> What you will do:
Exact repetition is required: output every record in full.

> Records for this task:
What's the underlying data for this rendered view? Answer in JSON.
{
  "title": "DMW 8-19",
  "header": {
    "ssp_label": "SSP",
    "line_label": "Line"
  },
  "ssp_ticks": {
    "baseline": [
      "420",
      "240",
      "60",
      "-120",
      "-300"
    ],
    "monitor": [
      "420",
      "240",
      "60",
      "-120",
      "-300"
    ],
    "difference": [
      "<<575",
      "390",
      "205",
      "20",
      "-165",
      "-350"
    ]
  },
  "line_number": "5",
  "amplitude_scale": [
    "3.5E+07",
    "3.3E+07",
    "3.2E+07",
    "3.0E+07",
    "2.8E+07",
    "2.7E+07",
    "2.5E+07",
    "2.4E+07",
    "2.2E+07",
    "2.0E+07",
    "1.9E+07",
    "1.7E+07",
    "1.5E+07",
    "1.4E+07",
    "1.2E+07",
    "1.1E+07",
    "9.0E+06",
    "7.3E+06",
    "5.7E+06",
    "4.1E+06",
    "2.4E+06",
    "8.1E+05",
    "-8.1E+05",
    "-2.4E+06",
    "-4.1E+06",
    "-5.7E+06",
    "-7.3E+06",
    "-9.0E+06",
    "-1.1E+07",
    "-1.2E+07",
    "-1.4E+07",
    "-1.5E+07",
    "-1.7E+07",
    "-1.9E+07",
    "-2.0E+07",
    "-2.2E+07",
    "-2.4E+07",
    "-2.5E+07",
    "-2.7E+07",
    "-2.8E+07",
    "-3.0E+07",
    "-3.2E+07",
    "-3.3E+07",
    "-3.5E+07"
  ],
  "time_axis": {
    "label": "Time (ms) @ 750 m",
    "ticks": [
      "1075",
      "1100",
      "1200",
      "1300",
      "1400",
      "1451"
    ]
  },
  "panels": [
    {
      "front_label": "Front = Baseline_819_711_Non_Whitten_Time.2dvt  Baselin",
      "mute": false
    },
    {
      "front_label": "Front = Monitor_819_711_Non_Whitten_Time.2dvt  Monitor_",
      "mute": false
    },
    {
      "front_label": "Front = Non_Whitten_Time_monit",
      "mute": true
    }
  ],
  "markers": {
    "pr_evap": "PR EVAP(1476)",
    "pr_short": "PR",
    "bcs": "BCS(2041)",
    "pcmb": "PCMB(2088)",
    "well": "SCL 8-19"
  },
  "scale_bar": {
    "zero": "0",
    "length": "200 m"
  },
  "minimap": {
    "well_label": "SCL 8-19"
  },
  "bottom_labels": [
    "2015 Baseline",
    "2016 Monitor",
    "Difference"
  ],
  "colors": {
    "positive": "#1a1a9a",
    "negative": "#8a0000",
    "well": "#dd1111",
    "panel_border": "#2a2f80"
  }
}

> Answer:
What's the underlying data for this rendered view? Answer in JSON.
{
  "title": "DMW 8-19",
  "header": {
    "ssp_label": "SSP",
    "line_label": "Line"
  },
  "ssp_ticks": {
    "baseline": [
      "420",
      "240",
      "60",
      "-120",
      "-300"
    ],
    "monitor": [
      "420",
      "240",
      "60",
      "-120",
      "-300"
    ],
    "difference": [
      "<<575",
      "390",
      "205",
      "20",
      "-165",
      "-350"
    ]
  },
  "line_number": "5",
  "amplitude_scale": [
    "3.5E+07",
    "3.3E+07",
    "3.2E+07",
    "3.0E+07",
    "2.8E+07",
    "2.7E+07",
    "2.5E+07",
    "2.4E+07",
    "2.2E+07",
    "2.0E+07",
    "1.9E+07",
    "1.7E+07",
    "1.5E+07",
    "1.4E+07",
    "1.2E+07",
    "1.1E+07",
    "9.0E+06",
    "7.3E+06",
    "5.7E+06",
    "4.1E+06",
    "2.4E+06",
    "8.1E+05",
    "-8.1E+05",
    "-2.4E+06",
    "-4.1E+06",
    "-5.7E+06",
    "-7.3E+06",
    "-9.0E+06",
    "-1.1E+07",
    "-1.2E+07",
    "-1.4E+07",
    "-1.5E+07",
    "-1.7E+07",
    "-1.9E+07",
    "-2.0E+07",
    "-2.2E+07",
    "-2.4E+07",
    "-2.5E+07",
    "-2.7E+07",
    "-2.8E+07",
    "-3.0E+07",
    "-3.2E+07",
    "-3.3E+07",
    "-3.5E+07"
  ],
  "time_axis": {
    "label": "Time (ms) @ 750 m",
    "ticks": [
      "1075",
      "1100",
      "1200",
      "1300",
      "1400",
      "1451"
    ]
  },
  "panels": [
    {
      "front_label": "Front = Baseline_819_711_Non_Whitten_Time.2dvt  Baselin",
      "mute": false
    },
    {
      "front_label": "Front = Monitor_819_711_Non_Whitten_Time.2dvt  Monitor_",
      "mute": false
    },
    {
      "front_label": "Front = Non_Whitten_Time_monit",
      "mute": true
    }
  ],
  "markers": {
    "pr_evap": "PR EVAP(1476)",
    "pr_short": "PR",
    "bcs": "BCS(2041)",
    "pcmb": "PCMB(2088)",
    "well": "SCL 8-19"
  },
  "scale_bar": {
    "zero": "0",
    "length": "200 m"
  },
  "minimap": {
    "well_label": "SCL 8-19"
  },
  "bottom_labels": [
    "2015 Baseline",
    "2016 Monitor",
    "Difference"
  ],
  "colors": {
    "positive": "#1a1a9a",
    "negative": "#8a0000",
    "well": "#dd1111",
    "panel_border": "#2a2f80"
  }
}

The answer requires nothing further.